Problem description: Locate the lines of the listing below that hold "temperature", then copy each of them.

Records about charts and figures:
****

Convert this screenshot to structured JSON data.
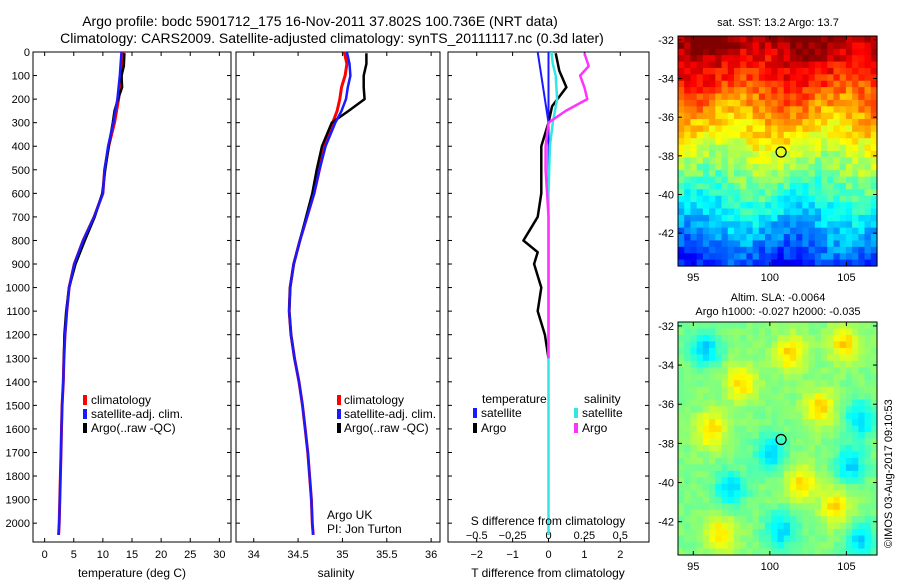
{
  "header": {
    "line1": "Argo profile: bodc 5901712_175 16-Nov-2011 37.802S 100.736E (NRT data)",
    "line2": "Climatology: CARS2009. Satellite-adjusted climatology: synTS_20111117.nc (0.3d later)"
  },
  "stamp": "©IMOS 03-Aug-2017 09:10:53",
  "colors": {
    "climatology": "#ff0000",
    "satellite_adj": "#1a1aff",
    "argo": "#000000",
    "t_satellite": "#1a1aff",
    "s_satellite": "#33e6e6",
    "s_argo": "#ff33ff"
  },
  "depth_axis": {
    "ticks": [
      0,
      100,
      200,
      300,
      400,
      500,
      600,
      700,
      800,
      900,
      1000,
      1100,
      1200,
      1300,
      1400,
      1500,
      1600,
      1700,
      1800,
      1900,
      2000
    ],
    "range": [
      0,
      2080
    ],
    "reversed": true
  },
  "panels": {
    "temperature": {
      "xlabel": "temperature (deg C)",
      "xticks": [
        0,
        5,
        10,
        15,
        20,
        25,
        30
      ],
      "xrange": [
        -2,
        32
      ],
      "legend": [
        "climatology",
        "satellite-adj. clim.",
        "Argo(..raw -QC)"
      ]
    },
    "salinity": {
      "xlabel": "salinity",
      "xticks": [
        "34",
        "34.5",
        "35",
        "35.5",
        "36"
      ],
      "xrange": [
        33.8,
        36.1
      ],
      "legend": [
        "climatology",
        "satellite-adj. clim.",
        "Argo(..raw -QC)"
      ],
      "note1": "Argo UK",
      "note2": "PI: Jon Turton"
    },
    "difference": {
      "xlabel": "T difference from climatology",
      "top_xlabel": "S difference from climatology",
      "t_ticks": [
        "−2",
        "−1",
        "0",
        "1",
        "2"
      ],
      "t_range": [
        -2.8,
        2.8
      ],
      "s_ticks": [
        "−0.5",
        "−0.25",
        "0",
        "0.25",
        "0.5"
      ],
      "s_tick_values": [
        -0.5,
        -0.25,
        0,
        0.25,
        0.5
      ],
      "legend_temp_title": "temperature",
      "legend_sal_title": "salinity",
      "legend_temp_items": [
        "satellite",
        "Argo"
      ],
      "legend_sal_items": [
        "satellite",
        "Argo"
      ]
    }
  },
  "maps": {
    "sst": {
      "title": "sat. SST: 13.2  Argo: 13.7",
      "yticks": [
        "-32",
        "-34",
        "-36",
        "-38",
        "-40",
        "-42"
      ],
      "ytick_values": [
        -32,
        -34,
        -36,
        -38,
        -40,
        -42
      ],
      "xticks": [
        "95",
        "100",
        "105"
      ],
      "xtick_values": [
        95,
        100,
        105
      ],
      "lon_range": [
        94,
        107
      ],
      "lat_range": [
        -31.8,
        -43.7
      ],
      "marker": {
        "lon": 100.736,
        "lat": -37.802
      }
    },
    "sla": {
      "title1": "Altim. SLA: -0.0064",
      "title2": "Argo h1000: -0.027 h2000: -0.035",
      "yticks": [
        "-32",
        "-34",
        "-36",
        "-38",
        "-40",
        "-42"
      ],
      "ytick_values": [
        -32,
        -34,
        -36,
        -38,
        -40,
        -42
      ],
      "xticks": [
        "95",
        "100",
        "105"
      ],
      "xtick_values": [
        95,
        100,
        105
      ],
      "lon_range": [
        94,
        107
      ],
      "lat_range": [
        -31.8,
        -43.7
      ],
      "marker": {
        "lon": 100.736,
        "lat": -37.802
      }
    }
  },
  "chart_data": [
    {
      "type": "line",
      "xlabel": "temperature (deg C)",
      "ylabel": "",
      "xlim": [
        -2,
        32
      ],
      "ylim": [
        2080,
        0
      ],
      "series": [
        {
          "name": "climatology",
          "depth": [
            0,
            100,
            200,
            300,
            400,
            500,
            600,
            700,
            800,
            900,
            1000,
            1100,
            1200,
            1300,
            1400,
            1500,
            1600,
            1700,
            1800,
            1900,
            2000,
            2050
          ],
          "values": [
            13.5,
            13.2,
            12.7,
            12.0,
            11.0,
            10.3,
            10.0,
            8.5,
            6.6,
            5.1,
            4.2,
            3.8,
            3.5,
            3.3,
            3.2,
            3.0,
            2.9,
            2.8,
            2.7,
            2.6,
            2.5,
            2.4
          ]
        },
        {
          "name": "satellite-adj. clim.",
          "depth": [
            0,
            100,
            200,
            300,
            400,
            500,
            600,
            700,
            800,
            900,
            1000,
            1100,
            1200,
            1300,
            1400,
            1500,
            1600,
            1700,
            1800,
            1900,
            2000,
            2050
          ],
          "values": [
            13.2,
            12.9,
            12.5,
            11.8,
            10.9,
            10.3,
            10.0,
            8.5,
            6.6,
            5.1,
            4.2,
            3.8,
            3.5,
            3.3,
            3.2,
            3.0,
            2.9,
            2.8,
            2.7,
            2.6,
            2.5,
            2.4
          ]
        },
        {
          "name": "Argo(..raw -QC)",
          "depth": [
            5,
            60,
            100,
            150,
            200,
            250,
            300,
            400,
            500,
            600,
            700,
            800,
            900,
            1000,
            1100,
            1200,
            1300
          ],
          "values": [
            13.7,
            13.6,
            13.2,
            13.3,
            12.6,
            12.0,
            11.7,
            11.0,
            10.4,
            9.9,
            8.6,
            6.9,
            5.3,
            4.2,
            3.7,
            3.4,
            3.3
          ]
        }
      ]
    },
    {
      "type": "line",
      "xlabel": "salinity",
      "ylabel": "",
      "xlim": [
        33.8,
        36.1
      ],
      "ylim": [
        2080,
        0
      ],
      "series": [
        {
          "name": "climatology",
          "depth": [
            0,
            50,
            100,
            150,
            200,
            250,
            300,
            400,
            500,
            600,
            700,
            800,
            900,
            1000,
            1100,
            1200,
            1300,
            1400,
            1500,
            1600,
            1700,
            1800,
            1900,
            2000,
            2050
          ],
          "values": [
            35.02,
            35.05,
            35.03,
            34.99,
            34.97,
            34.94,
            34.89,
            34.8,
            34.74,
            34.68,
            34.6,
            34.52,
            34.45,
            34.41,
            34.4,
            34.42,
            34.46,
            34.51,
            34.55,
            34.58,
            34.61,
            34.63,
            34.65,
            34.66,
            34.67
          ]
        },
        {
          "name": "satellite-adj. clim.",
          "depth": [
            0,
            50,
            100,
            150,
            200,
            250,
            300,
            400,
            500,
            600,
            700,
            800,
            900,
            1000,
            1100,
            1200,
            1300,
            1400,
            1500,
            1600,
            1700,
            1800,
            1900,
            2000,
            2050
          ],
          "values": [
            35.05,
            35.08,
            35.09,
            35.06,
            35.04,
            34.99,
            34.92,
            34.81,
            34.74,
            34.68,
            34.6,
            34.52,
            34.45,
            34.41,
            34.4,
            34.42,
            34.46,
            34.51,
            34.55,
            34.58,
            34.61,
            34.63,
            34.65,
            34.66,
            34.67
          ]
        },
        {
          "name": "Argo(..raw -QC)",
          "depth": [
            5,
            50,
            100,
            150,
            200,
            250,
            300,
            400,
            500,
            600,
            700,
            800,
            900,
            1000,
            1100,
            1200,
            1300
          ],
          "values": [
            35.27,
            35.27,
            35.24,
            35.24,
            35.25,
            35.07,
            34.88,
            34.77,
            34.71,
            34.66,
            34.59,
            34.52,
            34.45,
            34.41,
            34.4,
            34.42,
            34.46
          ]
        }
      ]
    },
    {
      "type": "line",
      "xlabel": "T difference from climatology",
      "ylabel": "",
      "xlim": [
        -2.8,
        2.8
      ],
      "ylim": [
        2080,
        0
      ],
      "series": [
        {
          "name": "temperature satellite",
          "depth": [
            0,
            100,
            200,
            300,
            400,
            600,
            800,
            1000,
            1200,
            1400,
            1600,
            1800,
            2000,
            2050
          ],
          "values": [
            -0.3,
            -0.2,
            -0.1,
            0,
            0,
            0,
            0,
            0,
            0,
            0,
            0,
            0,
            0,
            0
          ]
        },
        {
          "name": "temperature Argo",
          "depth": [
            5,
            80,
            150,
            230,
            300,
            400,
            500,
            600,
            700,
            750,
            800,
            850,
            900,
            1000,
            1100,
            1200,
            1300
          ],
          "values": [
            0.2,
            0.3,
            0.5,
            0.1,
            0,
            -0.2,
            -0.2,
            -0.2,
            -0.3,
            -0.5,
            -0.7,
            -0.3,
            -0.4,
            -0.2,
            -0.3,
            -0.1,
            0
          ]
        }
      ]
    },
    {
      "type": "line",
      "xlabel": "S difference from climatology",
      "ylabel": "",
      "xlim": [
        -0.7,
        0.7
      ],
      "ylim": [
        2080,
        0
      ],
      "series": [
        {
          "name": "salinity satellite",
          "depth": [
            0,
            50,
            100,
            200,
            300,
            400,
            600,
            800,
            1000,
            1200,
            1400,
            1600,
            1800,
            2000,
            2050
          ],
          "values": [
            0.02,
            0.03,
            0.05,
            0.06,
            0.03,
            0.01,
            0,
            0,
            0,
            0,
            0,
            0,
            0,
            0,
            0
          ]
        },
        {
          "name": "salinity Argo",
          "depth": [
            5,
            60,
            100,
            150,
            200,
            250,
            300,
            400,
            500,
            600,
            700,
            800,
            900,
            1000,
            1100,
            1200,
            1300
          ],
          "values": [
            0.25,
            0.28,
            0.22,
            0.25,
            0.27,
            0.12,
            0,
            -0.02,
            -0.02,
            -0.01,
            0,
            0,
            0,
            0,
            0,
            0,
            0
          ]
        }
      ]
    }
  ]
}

****

The result:
    "temperature": {
      "xlabel": "temperature (deg C)",
      "legend_temp_title": "temperature",
      "xlabel": "temperature (deg C)",
          "name": "temperature satellite",
          "name": "temperature Argo",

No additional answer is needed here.